In the piece on bus service in St. Charles County, take the passage that opens with the words containing "Dennis Boswell, street" and closes with "ride the bus.", and write it out again with "fuel pump" substituted for "gas station".
--- START OF Text to read ---
Or a generous friend.

Or cab fare.

Or a horse

Or good walking shoes.

Otherwise you’re stuck, because you can’t take a bus.

To most residents in this county of 340,000, a city bus is a contraption they see on TV, as alien from their neighborhoods as a kangaroo.  Sure, there’s a neat little five-bus municipal system in the city of St. Charles called SCAT, but it doesn’t venture out to where most county residents live.

These days, riding to work bareback on a kangaroo looks like a better option than paying $3.75 per gallon for gas.

Isn’t it time that St. Charles County got a decent bus system?  In 1996, voters rejected a tax increase to finance an extension of Metrolink light rail into St. Charles County.  And suggestions for a bus system have been routinely shot down ever since.

But folks then weren’t paying $100 to fill up the SUV.

St. Charles could never support a true urban bus system.  The population is spread too thinly over too much territory.  But it might support a few routes linking major shopping centers and employers with main residential roads.  Those routes could connect with buses headed for Metrolink in north St. Louis County, Earth City or the Boeing works.

With a decent alternative, some families might be able to ditch the second car, or stop chauffeuring teens to the mall.

Of course, commuter bus systems rarely support themselves and that brings up the t-word.  It would take new taxes.

Dennis Boswell, street superintendent for St. Charles city, says the SCAT buses are often running full now that gas prices are so high.  He’s hearing pleas for service from other St. Charles County towns.  “We get calls from those places all the time wanting to know if we come out there,” he says.

Given the price of gas, perhaps the voters of St. Charles may be willing to pay more in taxes in order to pay fewer visits to the gas station.

9 comments

Comments are closed.

There is another alternative to taxes. Privatize the bus companies and allow them to charge what it really costs to ride the bus.

— Brian
5:57 pm July 29th, 2008

Brian - If public transit charged what it costs, nobody would ever ride it. And transit advocates, don’t bother with your “the roads are subsidized too” argument - the buses drive on those same subsidized roads. Fact is, in all but the most densely populated areas, transit is a feel-good boondoggle that taxes the many to benefit the few. In areas like St. Peters, where people will have to drive to a bus stop, transit won’t reduce pollution or traffic problems either.

SCAT serves the urban area of St. Charles county, which was designed on a street grid and can be effectively served by transit. That should be the end of the line, though. Hopefully, St. Charles county won’t make the same stupid mistake that Metro did, expanding service to suburban areas and bankrupting a perfectly good transit system.

— Nick Kasoff
7:22 pm July 29th, 2008

I remember back in the day (50+ yrs. ago) St. Charles had a bus line. The main depot was at the foot of the “old bridge.” One could see Chuck Berry in the diner there on a regular basis. It served all of St. Charles. It failed. So did the cab servoce and the newspaper (Banner News). Good luck with that, though.

— slamfist
8:15 pm July 29th, 2008

Your arrogance is showing and it’s not appreciated. Isn’t it time for urban elitists to concern themselves with their own problems and stop pretending they know what’s best for everyone else? The Post brings this issue up every so often like it’s supposed to be a priorty. If the citizens of St. Charles county want an expanded bus system, they’ll make one.
--- END OF Text to read ---
--- START OF Supplied information ---
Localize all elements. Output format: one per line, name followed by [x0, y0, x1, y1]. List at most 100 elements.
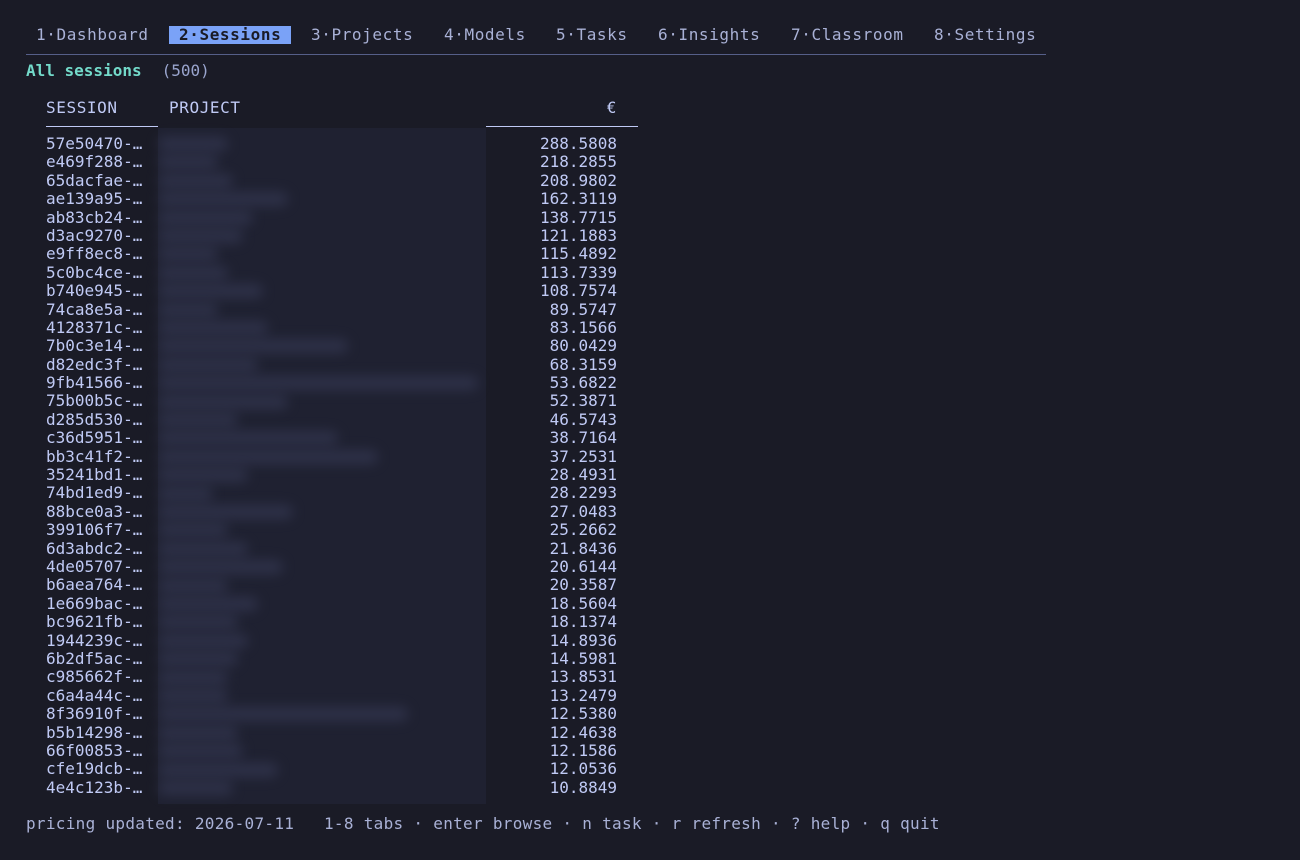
--- END OF Supplied information ---
▸ **Output**
Dennis Boswell, street superintendent for St. Charles city, says the SCAT buses are often running full now that gas prices are so high.  He’s hearing pleas for service from other St. Charles County towns.  “We get calls from those places all the time wanting to know if we come out there,” he says.

Given the price of gas, perhaps the voters of St. Charles may be willing to pay more in taxes in order to pay fewer visits to the fuel pump.

9 comments

Comments are closed.

There is another alternative to taxes. Privatize the bus companies and allow them to charge what it really costs to ride the bus.